- _Exercise objective_: Could you write out the records below exactly as they appear?

Figure record extracts:
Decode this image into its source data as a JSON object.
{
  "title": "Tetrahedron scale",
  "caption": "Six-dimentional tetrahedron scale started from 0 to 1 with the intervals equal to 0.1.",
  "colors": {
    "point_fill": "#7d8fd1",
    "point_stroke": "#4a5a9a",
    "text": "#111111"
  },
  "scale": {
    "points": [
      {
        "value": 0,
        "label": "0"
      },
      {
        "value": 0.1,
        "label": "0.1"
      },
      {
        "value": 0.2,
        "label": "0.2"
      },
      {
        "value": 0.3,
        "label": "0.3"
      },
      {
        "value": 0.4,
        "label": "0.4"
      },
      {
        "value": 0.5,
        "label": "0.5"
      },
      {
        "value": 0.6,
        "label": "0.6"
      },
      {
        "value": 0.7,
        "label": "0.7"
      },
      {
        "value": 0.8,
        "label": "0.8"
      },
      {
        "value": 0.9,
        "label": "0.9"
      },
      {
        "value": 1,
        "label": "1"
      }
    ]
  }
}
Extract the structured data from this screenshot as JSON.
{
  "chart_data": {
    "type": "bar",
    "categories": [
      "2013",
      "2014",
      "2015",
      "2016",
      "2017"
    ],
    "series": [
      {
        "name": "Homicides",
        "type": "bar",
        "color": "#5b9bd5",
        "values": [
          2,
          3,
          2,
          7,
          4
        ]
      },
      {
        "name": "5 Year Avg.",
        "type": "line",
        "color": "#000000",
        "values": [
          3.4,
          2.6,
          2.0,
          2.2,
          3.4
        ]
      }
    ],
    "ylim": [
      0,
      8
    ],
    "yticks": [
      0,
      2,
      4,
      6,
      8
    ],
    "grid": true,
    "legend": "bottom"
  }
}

- _The answer_:
Decode this image into its source data as a JSON object.
{
  "title": "Tetrahedron scale",
  "caption": "Six-dimentional tetrahedron scale started from 0 to 1 with the intervals equal to 0.1.",
  "colors": {
    "point_fill": "#7d8fd1",
    "point_stroke": "#4a5a9a",
    "text": "#111111"
  },
  "scale": {
    "points": [
      {
        "value": 0,
        "label": "0"
      },
      {
        "value": 0.1,
        "label": "0.1"
      },
      {
        "value": 0.2,
        "label": "0.2"
      },
      {
        "value": 0.3,
        "label": "0.3"
      },
      {
        "value": 0.4,
        "label": "0.4"
      },
      {
        "value": 0.5,
        "label": "0.5"
      },
      {
        "value": 0.6,
        "label": "0.6"
      },
      {
        "value": 0.7,
        "label": "0.7"
      },
      {
        "value": 0.8,
        "label": "0.8"
      },
      {
        "value": 0.9,
        "label": "0.9"
      },
      {
        "value": 1,
        "label": "1"
      }
    ]
  }
}
Extract the structured data from this screenshot as JSON.
{
  "chart_data": {
    "type": "bar",
    "categories": [
      "2013",
      "2014",
      "2015",
      "2016",
      "2017"
    ],
    "series": [
      {
        "name": "Homicides",
        "type": "bar",
        "color": "#5b9bd5",
        "values": [
          2,
          3,
          2,
          7,
          4
        ]
      },
      {
        "name": "5 Year Avg.",
        "type": "line",
        "color": "#000000",
        "values": [
          3.4,
          2.6,
          2.0,
          2.2,
          3.4
        ]
      }
    ],
    "ylim": [
      0,
      8
    ],
    "yticks": [
      0,
      2,
      4,
      6,
      8
    ],
    "grid": true,
    "legend": "bottom"
  }
}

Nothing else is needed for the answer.